Short exercise: Identify all lines of the data containing the string "waveform" and copy them.

Data records:
•••••

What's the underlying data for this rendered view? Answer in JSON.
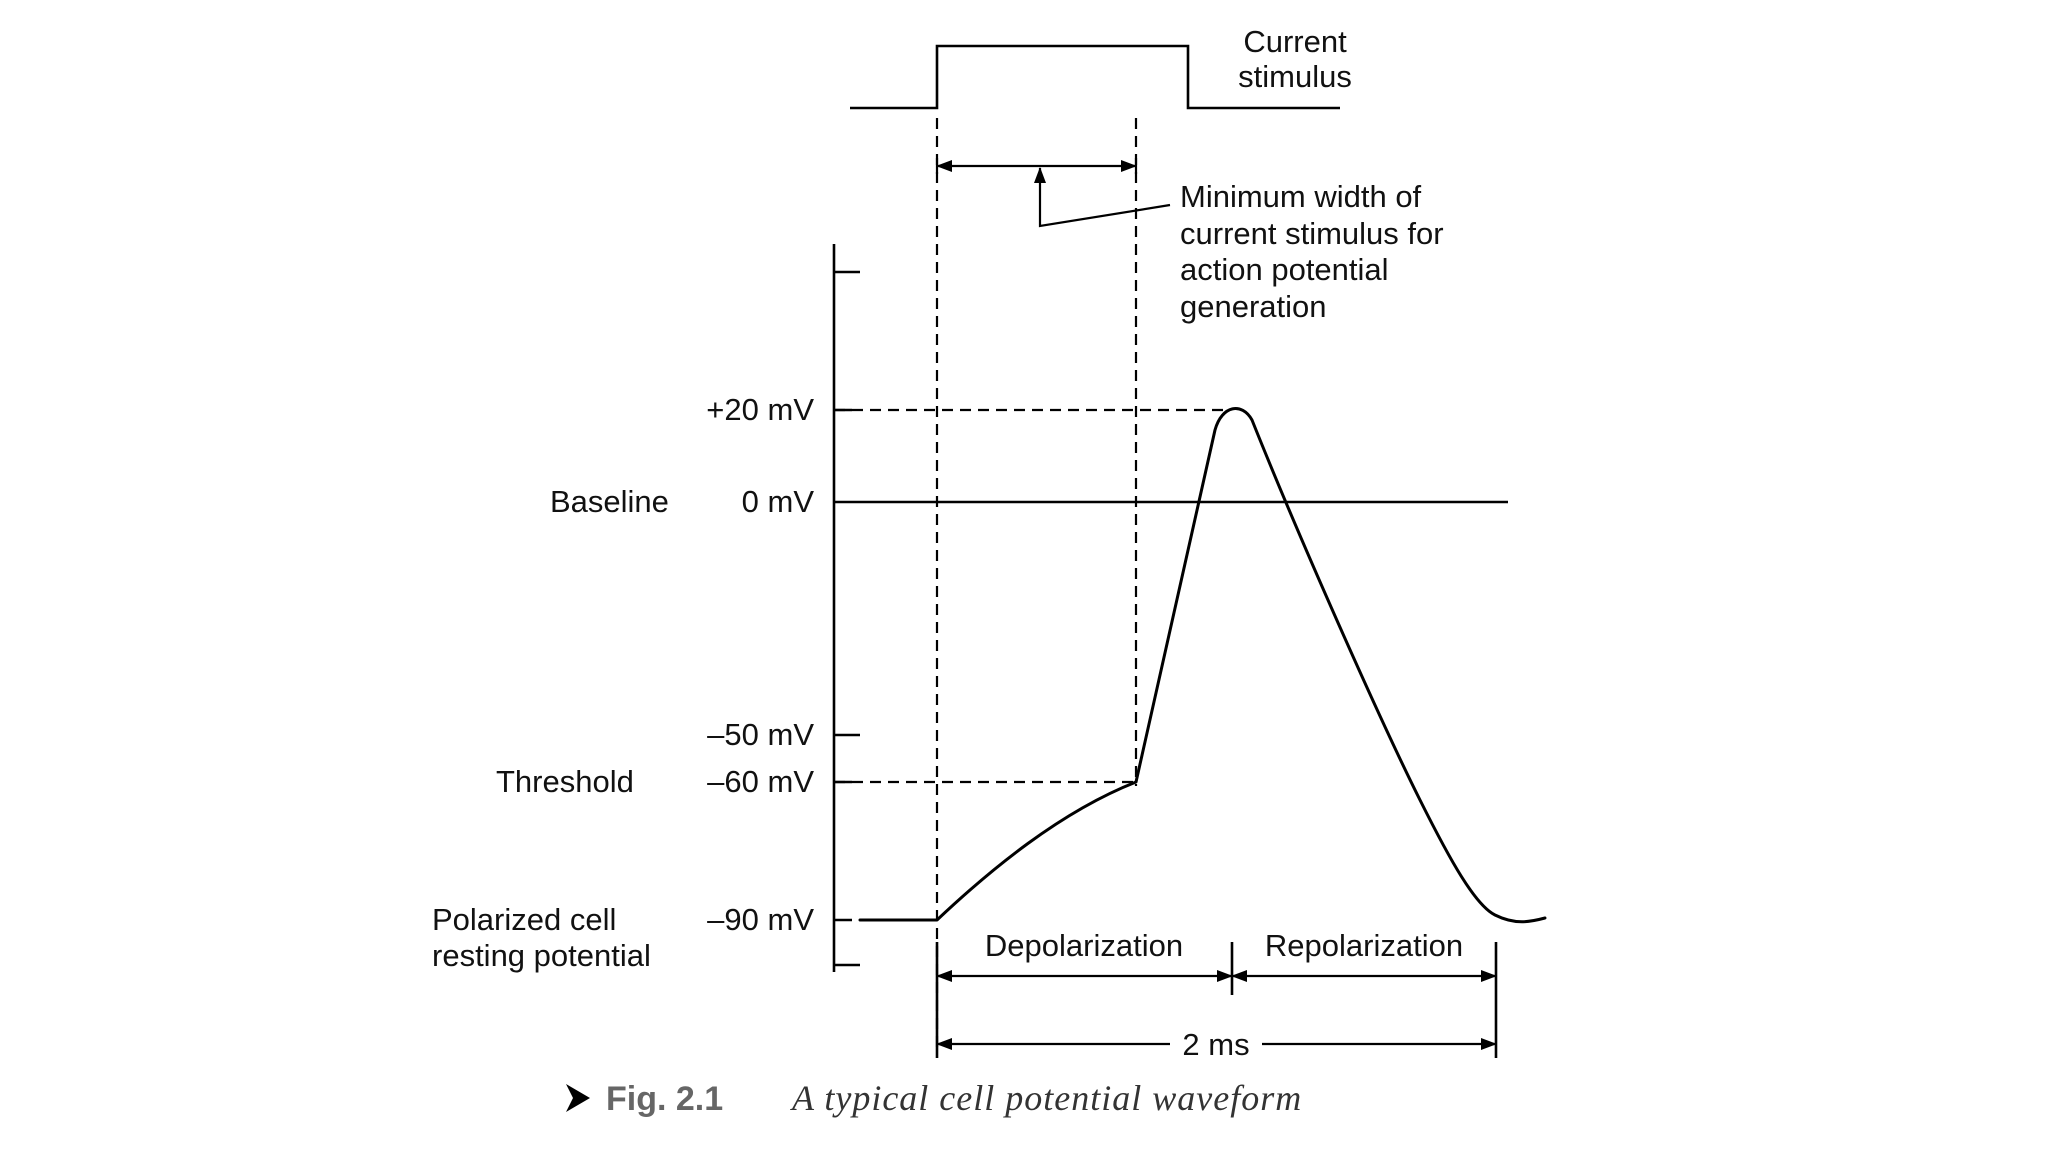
{
  "stimulus": {
    "label_line1": "Current",
    "label_line2": "stimulus"
  },
  "min_width_note": {
    "line1": "Minimum width of",
    "line2": "current stimulus for",
    "line3": "action potential",
    "line4": "generation"
  },
  "levels": {
    "peak": "+20 mV",
    "baseline_name": "Baseline",
    "baseline_value": "0 mV",
    "minus50": "–50 mV",
    "threshold_name": "Threshold",
    "threshold_value": "–60 mV",
    "resting_name_line1": "Polarized cell",
    "resting_name_line2": "resting potential",
    "resting_value": "–90 mV"
  },
  "phases": {
    "depolarization": "Depolarization",
    "repolarization": "Repolarization",
    "duration": "2 ms"
  },
  "caption": {
    "number": "Fig. 2.1",
    "title": "A typical cell potential waveform"
  },
  "waveform": {
    "resting_mV": -90,
    "threshold_mV": -60,
    "peak_mV": 20,
    "baseline_mV": 0,
    "duration_ms": 2
  }
}
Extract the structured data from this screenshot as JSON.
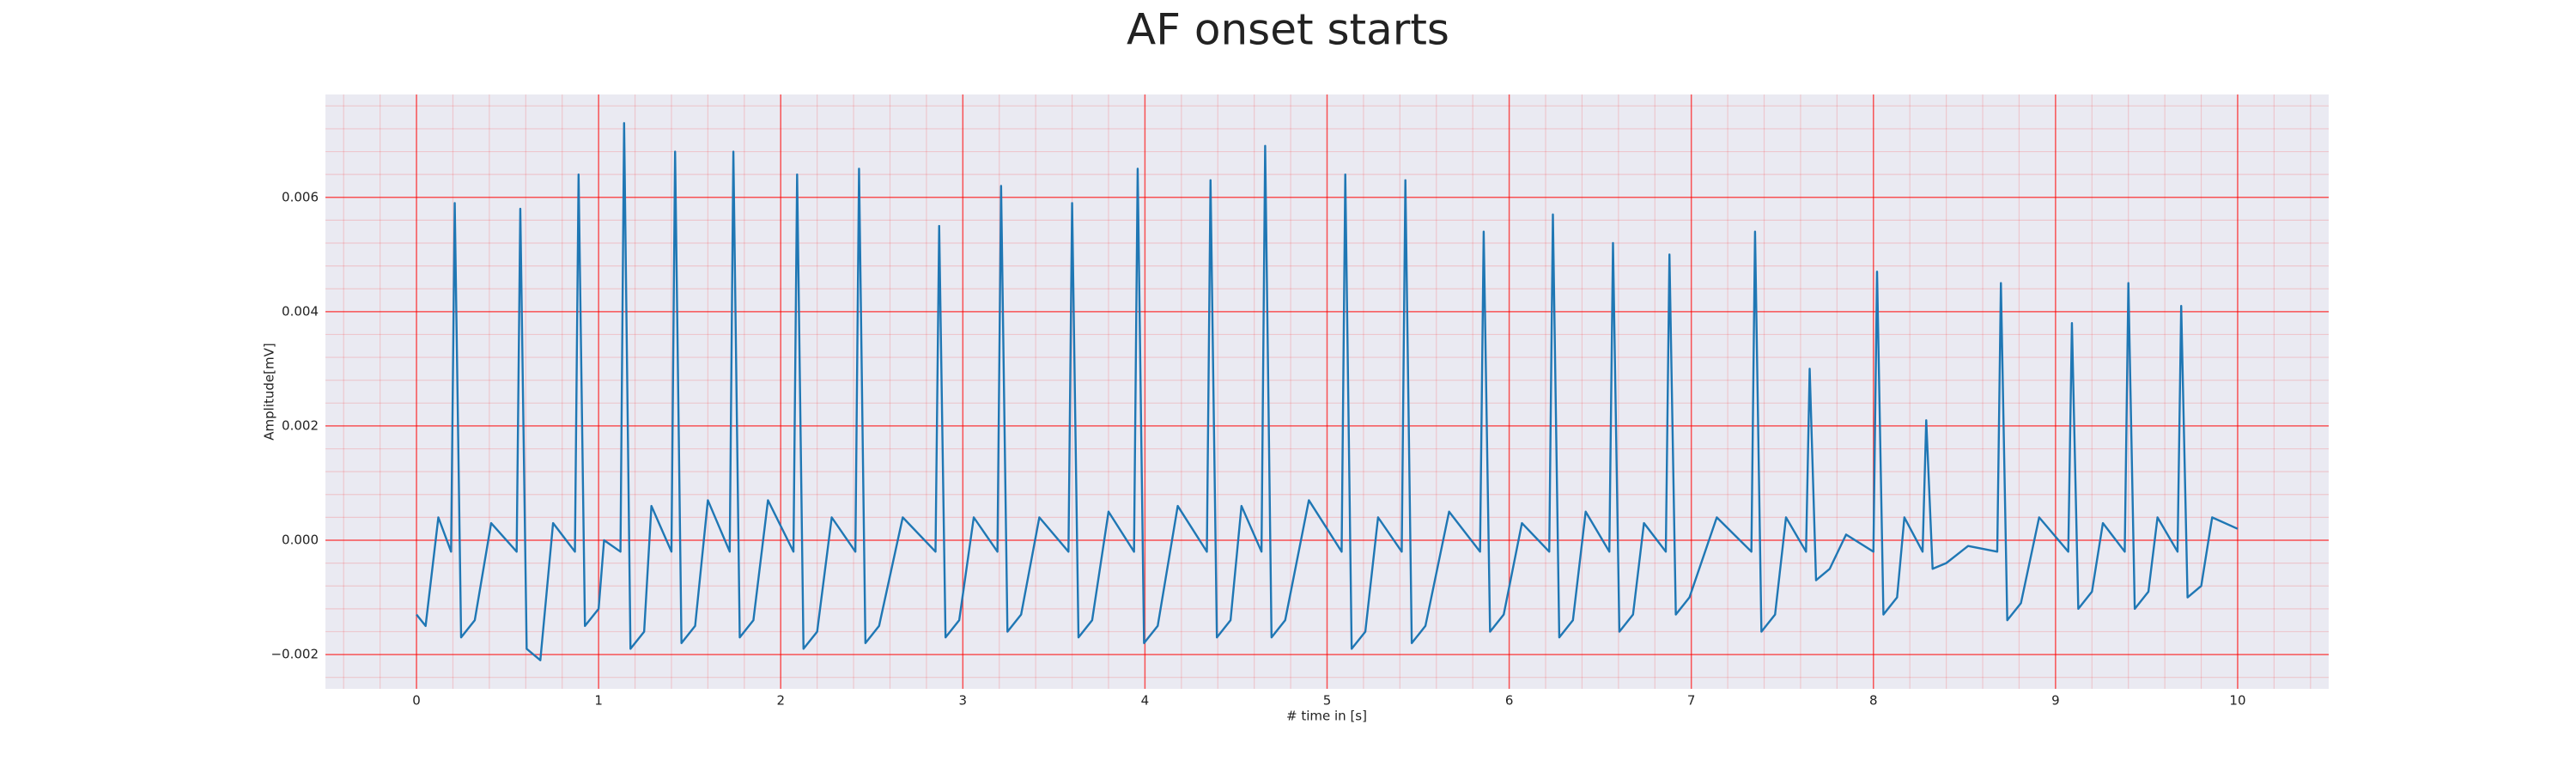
{
  "chart_data": {
    "type": "line",
    "title": "AF onset starts",
    "x_label": "# time in [s]",
    "y_label": "Amplitude[mV]",
    "xlim": [
      -0.5,
      10.5
    ],
    "ylim": [
      -0.0026,
      0.0078
    ],
    "xticks": [
      0,
      1,
      2,
      3,
      4,
      5,
      6,
      7,
      8,
      9,
      10
    ],
    "yticks": [
      {
        "value": -0.002,
        "label": "−0.002"
      },
      {
        "value": 0,
        "label": "0.000"
      },
      0.002,
      0.004,
      0.006
    ],
    "grid": true,
    "grid_color": "#ff0000",
    "minor_grid": {
      "x_step": 0.2,
      "y_step": 0.0004
    },
    "background": "#eaeaf2",
    "series": [
      {
        "color": "#1f77b4",
        "x": [
          0,
          0.05,
          0.12,
          0.19,
          0.21,
          0.245,
          0.32,
          0.41,
          0.55,
          0.57,
          0.605,
          0.68,
          0.75,
          0.87,
          0.89,
          0.925,
          1.0,
          1.03,
          1.12,
          1.14,
          1.175,
          1.25,
          1.29,
          1.4,
          1.42,
          1.455,
          1.53,
          1.6,
          1.72,
          1.74,
          1.775,
          1.85,
          1.93,
          2.07,
          2.09,
          2.125,
          2.2,
          2.28,
          2.41,
          2.43,
          2.465,
          2.54,
          2.67,
          2.85,
          2.87,
          2.905,
          2.98,
          3.06,
          3.19,
          3.21,
          3.245,
          3.32,
          3.42,
          3.58,
          3.6,
          3.635,
          3.71,
          3.8,
          3.94,
          3.96,
          3.995,
          4.07,
          4.18,
          4.34,
          4.36,
          4.395,
          4.47,
          4.53,
          4.64,
          4.66,
          4.695,
          4.77,
          4.9,
          5.08,
          5.1,
          5.135,
          5.21,
          5.28,
          5.41,
          5.43,
          5.465,
          5.54,
          5.67,
          5.84,
          5.86,
          5.895,
          5.97,
          6.07,
          6.22,
          6.24,
          6.275,
          6.35,
          6.42,
          6.55,
          6.57,
          6.605,
          6.68,
          6.74,
          6.86,
          6.88,
          6.915,
          6.99,
          7.14,
          7.33,
          7.35,
          7.385,
          7.46,
          7.52,
          7.63,
          7.65,
          7.685,
          7.76,
          7.85,
          8.0,
          8.02,
          8.055,
          8.13,
          8.17,
          8.27,
          8.29,
          8.325,
          8.4,
          8.52,
          8.68,
          8.7,
          8.735,
          8.81,
          8.91,
          9.07,
          9.09,
          9.125,
          9.2,
          9.26,
          9.38,
          9.4,
          9.435,
          9.51,
          9.56,
          9.67,
          9.69,
          9.725,
          9.8,
          9.86,
          10.0
        ],
        "values": [
          -0.0013,
          -0.0015,
          0.0004,
          -0.0002,
          0.0059,
          -0.0017,
          -0.0014,
          0.0003,
          -0.0002,
          0.0058,
          -0.0019,
          -0.0021,
          0.0003,
          -0.0002,
          0.0064,
          -0.0015,
          -0.0012,
          0.0,
          -0.0002,
          0.0073,
          -0.0019,
          -0.0016,
          0.0006,
          -0.0002,
          0.0068,
          -0.0018,
          -0.0015,
          0.0007,
          -0.0002,
          0.0068,
          -0.0017,
          -0.0014,
          0.0007,
          -0.0002,
          0.0064,
          -0.0019,
          -0.0016,
          0.0004,
          -0.0002,
          0.0065,
          -0.0018,
          -0.0015,
          0.0004,
          -0.0002,
          0.0055,
          -0.0017,
          -0.0014,
          0.0004,
          -0.0002,
          0.0062,
          -0.0016,
          -0.0013,
          0.0004,
          -0.0002,
          0.0059,
          -0.0017,
          -0.0014,
          0.0005,
          -0.0002,
          0.0065,
          -0.0018,
          -0.0015,
          0.0006,
          -0.0002,
          0.0063,
          -0.0017,
          -0.0014,
          0.0006,
          -0.0002,
          0.0069,
          -0.0017,
          -0.0014,
          0.0007,
          -0.0002,
          0.0064,
          -0.0019,
          -0.0016,
          0.0004,
          -0.0002,
          0.0063,
          -0.0018,
          -0.0015,
          0.0005,
          -0.0002,
          0.0054,
          -0.0016,
          -0.0013,
          0.0003,
          -0.0002,
          0.0057,
          -0.0017,
          -0.0014,
          0.0005,
          -0.0002,
          0.0052,
          -0.0016,
          -0.0013,
          0.0003,
          -0.0002,
          0.005,
          -0.0013,
          -0.001,
          0.0004,
          -0.0002,
          0.0054,
          -0.0016,
          -0.0013,
          0.0004,
          -0.0002,
          0.003,
          -0.0007,
          -0.0005,
          0.0001,
          -0.0002,
          0.0047,
          -0.0013,
          -0.001,
          0.0004,
          -0.0002,
          0.0021,
          -0.0005,
          -0.0004,
          -0.0001,
          -0.0002,
          0.0045,
          -0.0014,
          -0.0011,
          0.0004,
          -0.0002,
          0.0038,
          -0.0012,
          -0.0009,
          0.0003,
          -0.0002,
          0.0045,
          -0.0012,
          -0.0009,
          0.0004,
          -0.0002,
          0.0041,
          -0.001,
          -0.0008,
          0.0004,
          0.0002
        ]
      }
    ]
  }
}
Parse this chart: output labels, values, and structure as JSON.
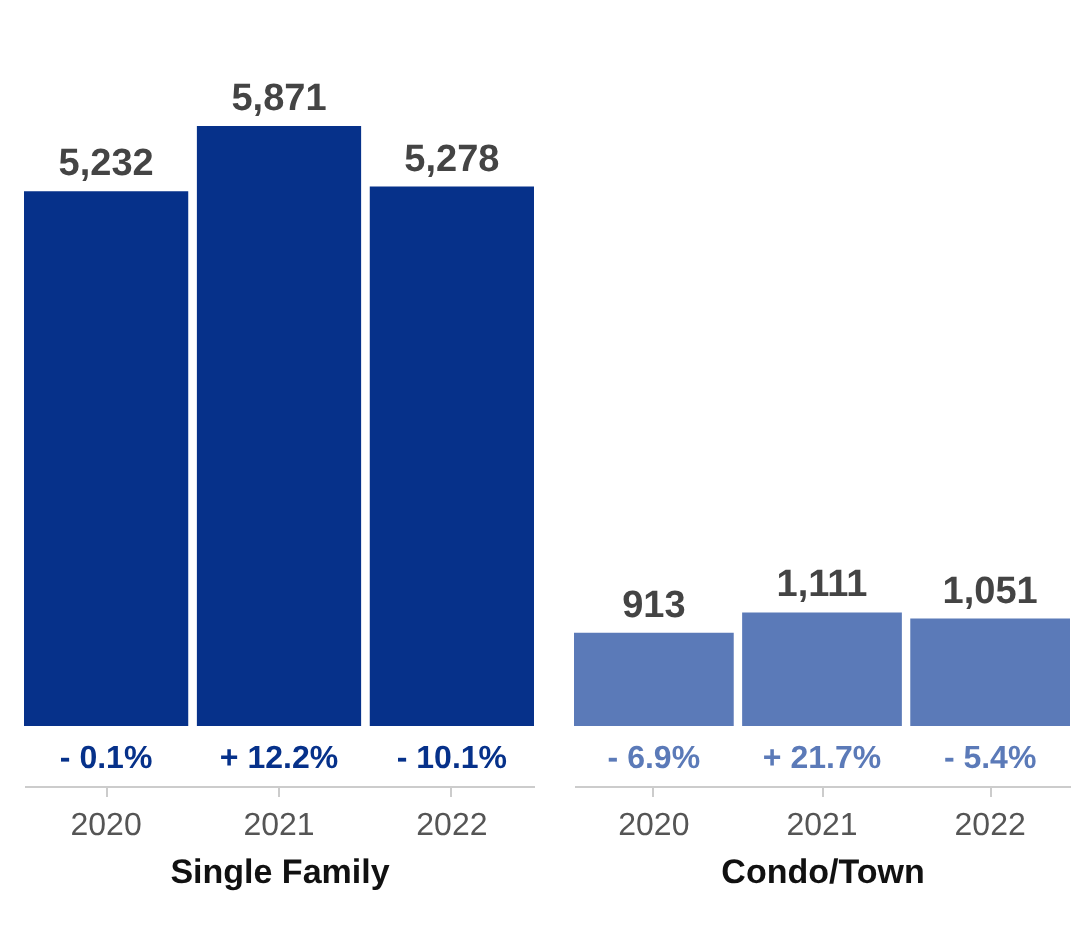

•••••

Answer to this task:
    "title": "A typical cell potential waveform"
  "waveform": {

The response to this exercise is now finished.